▶ [TASK DIRECTIONS]:
Without including any images, reproduce each entry exactly.
------------------------
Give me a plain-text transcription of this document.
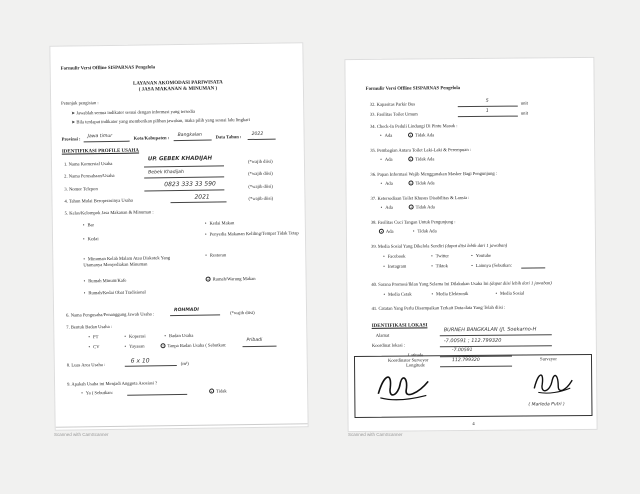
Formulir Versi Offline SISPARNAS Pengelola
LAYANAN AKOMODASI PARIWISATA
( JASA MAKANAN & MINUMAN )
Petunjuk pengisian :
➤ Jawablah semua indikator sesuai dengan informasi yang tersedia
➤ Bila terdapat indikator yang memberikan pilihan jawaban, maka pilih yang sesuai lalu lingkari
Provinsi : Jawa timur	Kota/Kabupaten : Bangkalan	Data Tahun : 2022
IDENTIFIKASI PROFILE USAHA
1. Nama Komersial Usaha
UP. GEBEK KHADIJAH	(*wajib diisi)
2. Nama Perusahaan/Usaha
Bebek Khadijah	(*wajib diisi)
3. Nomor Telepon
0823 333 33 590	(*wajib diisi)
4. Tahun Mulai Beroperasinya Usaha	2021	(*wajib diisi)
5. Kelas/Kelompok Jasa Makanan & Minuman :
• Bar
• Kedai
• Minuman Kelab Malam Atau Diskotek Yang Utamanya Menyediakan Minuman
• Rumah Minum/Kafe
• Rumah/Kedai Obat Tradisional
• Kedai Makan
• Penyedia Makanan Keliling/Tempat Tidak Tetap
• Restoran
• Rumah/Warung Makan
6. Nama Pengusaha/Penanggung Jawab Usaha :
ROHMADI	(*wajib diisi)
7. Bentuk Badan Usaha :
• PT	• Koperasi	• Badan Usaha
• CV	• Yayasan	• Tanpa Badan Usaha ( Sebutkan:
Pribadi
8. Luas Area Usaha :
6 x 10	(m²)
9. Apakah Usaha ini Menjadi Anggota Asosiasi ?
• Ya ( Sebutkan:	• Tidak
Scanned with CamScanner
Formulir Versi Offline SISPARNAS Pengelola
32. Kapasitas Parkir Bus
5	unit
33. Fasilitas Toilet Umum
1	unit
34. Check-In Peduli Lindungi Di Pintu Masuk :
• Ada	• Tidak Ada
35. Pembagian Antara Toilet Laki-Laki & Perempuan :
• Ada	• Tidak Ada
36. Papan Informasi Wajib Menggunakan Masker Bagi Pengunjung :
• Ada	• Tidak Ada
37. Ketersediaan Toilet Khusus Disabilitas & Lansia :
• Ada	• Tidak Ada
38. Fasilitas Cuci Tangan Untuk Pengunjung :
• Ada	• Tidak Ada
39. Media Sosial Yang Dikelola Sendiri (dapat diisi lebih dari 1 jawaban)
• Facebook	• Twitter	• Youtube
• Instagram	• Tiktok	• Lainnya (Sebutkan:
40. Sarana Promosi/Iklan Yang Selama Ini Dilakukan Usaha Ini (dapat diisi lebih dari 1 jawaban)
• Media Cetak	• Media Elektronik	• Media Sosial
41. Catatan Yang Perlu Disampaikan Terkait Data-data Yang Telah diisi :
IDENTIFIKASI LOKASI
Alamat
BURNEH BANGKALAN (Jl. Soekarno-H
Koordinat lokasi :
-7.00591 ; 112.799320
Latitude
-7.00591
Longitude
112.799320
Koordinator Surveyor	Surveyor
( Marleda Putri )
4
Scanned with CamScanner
------------------------
▶ [FULL ANSWER]:
Give me a plain-text transcription of this document.
Formulir Versi Offline SISPARNAS Pengelola
LAYANAN AKOMODASI PARIWISATA
( JASA MAKANAN & MINUMAN )
Petunjuk pengisian :
➤ Jawablah semua indikator sesuai dengan informasi yang tersedia
➤ Bila terdapat indikator yang memberikan pilihan jawaban, maka pilih yang sesuai lalu lingkari
Provinsi : Jawa timur	Kota/Kabupaten : Bangkalan	Data Tahun : 2022
IDENTIFIKASI PROFILE USAHA
1. Nama Komersial Usaha
UP. GEBEK KHADIJAH	(*wajib diisi)
2. Nama Perusahaan/Usaha
Bebek Khadijah	(*wajib diisi)
3. Nomor Telepon
0823 333 33 590	(*wajib diisi)
4. Tahun Mulai Beroperasinya Usaha	2021	(*wajib diisi)
5. Kelas/Kelompok Jasa Makanan & Minuman :
• Bar
• Kedai
• Minuman Kelab Malam Atau Diskotek Yang Utamanya Menyediakan Minuman
• Rumah Minum/Kafe
• Rumah/Kedai Obat Tradisional
• Kedai Makan
• Penyedia Makanan Keliling/Tempat Tidak Tetap
• Restoran
• Rumah/Warung Makan
6. Nama Pengusaha/Penanggung Jawab Usaha :
ROHMADI	(*wajib diisi)
7. Bentuk Badan Usaha :
• PT	• Koperasi	• Badan Usaha
• CV	• Yayasan	• Tanpa Badan Usaha ( Sebutkan:
Pribadi
8. Luas Area Usaha :
6 x 10	(m²)
9. Apakah Usaha ini Menjadi Anggota Asosiasi ?
• Ya ( Sebutkan:	• Tidak
Scanned with CamScanner
Formulir Versi Offline SISPARNAS Pengelola
32. Kapasitas Parkir Bus
5	unit
33. Fasilitas Toilet Umum
1	unit
34. Check-In Peduli Lindungi Di Pintu Masuk :
• Ada	• Tidak Ada
35. Pembagian Antara Toilet Laki-Laki & Perempuan :
• Ada	• Tidak Ada
36. Papan Informasi Wajib Menggunakan Masker Bagi Pengunjung :
• Ada	• Tidak Ada
37. Ketersediaan Toilet Khusus Disabilitas & Lansia :
• Ada	• Tidak Ada
38. Fasilitas Cuci Tangan Untuk Pengunjung :
• Ada	• Tidak Ada
39. Media Sosial Yang Dikelola Sendiri (dapat diisi lebih dari 1 jawaban)
• Facebook	• Twitter	• Youtube
• Instagram	• Tiktok	• Lainnya (Sebutkan:
40. Sarana Promosi/Iklan Yang Selama Ini Dilakukan Usaha Ini (dapat diisi lebih dari 1 jawaban)
• Media Cetak	• Media Elektronik	• Media Sosial
41. Catatan Yang Perlu Disampaikan Terkait Data-data Yang Telah diisi :
IDENTIFIKASI LOKASI
Alamat
BURNEH BANGKALAN (Jl. Soekarno-H
Koordinat lokasi :
-7.00591 ; 112.799320
Latitude
-7.00591
Longitude
112.799320
Koordinator Surveyor	Surveyor
( Marleda Putri )
4
Scanned with CamScanner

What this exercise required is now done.